Aim of the exercise: Give back everything from the first line down to the line containing "heatmap-carrier-cell (642, 145, 645, 154)", inclusive, swapping "heatmap-ridge-cell" for "heatmap-peak-cell" and leaving all else unchanged.

(Region and label listings)
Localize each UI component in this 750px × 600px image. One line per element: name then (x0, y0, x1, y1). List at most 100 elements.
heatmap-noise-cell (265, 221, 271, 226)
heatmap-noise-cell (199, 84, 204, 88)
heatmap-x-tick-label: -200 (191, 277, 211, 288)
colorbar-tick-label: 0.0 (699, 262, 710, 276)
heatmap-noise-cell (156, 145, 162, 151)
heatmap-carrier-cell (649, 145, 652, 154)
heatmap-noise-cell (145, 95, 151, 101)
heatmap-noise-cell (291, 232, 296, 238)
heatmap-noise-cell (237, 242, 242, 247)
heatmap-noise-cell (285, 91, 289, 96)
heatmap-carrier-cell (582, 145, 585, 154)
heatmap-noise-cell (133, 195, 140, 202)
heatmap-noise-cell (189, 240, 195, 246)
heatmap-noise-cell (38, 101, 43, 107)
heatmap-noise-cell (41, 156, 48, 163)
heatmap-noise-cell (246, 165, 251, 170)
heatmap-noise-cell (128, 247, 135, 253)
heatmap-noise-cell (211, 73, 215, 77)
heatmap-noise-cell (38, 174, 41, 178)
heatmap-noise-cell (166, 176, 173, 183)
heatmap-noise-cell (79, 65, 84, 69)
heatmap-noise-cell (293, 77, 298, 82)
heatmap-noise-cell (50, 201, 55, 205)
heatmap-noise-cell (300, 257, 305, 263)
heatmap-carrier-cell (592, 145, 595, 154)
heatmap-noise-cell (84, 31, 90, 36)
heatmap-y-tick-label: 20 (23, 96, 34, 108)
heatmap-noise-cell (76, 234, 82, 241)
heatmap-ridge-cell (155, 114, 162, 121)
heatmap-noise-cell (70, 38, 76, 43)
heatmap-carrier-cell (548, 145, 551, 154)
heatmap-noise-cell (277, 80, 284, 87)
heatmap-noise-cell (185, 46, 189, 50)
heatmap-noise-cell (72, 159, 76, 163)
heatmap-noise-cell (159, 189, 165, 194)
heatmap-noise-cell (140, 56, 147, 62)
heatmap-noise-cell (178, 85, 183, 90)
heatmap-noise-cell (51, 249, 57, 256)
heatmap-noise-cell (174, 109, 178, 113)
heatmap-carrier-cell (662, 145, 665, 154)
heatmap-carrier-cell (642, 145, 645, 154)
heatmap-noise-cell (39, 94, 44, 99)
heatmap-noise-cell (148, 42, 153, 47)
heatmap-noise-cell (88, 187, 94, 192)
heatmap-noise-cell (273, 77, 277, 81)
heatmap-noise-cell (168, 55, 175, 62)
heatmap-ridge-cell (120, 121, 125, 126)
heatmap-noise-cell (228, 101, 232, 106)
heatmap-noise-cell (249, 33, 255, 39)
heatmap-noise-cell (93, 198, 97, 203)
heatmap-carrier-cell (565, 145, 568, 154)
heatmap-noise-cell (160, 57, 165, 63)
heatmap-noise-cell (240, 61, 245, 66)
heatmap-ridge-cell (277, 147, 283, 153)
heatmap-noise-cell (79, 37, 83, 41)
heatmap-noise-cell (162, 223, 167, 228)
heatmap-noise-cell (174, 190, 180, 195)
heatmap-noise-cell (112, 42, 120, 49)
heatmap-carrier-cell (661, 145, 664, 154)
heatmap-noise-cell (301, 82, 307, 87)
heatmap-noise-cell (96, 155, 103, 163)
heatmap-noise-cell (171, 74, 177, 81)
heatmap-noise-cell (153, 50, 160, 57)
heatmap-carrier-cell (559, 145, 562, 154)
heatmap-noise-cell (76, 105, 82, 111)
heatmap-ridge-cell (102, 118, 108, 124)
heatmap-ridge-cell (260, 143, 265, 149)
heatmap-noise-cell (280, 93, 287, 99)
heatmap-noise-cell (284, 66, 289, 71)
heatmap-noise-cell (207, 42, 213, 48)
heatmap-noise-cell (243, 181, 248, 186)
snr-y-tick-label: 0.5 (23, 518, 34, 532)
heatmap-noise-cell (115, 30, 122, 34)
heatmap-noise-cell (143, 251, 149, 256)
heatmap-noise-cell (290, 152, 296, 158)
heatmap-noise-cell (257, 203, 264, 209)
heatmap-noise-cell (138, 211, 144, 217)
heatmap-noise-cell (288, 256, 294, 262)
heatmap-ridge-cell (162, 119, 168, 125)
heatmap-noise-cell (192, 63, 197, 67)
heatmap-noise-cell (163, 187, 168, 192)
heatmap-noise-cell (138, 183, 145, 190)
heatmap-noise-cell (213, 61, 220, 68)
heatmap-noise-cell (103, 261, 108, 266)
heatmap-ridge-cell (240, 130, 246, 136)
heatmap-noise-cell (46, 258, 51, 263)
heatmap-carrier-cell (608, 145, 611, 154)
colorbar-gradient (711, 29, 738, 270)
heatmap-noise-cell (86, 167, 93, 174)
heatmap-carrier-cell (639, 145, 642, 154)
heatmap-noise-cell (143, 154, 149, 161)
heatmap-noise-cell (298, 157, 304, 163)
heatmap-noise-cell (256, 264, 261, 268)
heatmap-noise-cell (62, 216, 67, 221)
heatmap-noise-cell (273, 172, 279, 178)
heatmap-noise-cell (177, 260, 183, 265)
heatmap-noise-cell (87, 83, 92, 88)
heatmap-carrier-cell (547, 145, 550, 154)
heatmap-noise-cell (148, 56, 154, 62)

The output:
Localize each UI component in this 750px × 600px image. One line per element: name then (x0, y0, x1, y1). List at most 100 elements.
heatmap-noise-cell (265, 221, 271, 226)
heatmap-noise-cell (199, 84, 204, 88)
heatmap-x-tick-label: -200 (191, 277, 211, 288)
colorbar-tick-label: 0.0 (699, 262, 710, 276)
heatmap-noise-cell (156, 145, 162, 151)
heatmap-carrier-cell (649, 145, 652, 154)
heatmap-noise-cell (145, 95, 151, 101)
heatmap-noise-cell (291, 232, 296, 238)
heatmap-noise-cell (237, 242, 242, 247)
heatmap-noise-cell (285, 91, 289, 96)
heatmap-carrier-cell (582, 145, 585, 154)
heatmap-noise-cell (133, 195, 140, 202)
heatmap-noise-cell (189, 240, 195, 246)
heatmap-noise-cell (38, 101, 43, 107)
heatmap-noise-cell (41, 156, 48, 163)
heatmap-noise-cell (246, 165, 251, 170)
heatmap-noise-cell (128, 247, 135, 253)
heatmap-noise-cell (211, 73, 215, 77)
heatmap-noise-cell (38, 174, 41, 178)
heatmap-noise-cell (166, 176, 173, 183)
heatmap-noise-cell (79, 65, 84, 69)
heatmap-noise-cell (293, 77, 298, 82)
heatmap-noise-cell (50, 201, 55, 205)
heatmap-noise-cell (300, 257, 305, 263)
heatmap-carrier-cell (592, 145, 595, 154)
heatmap-noise-cell (84, 31, 90, 36)
heatmap-y-tick-label: 20 (23, 96, 34, 108)
heatmap-noise-cell (76, 234, 82, 241)
heatmap-peak-cell (155, 114, 162, 121)
heatmap-noise-cell (70, 38, 76, 43)
heatmap-carrier-cell (548, 145, 551, 154)
heatmap-noise-cell (277, 80, 284, 87)
heatmap-noise-cell (185, 46, 189, 50)
heatmap-noise-cell (72, 159, 76, 163)
heatmap-noise-cell (159, 189, 165, 194)
heatmap-noise-cell (140, 56, 147, 62)
heatmap-noise-cell (178, 85, 183, 90)
heatmap-noise-cell (51, 249, 57, 256)
heatmap-noise-cell (174, 109, 178, 113)
heatmap-carrier-cell (662, 145, 665, 154)
heatmap-carrier-cell (642, 145, 645, 154)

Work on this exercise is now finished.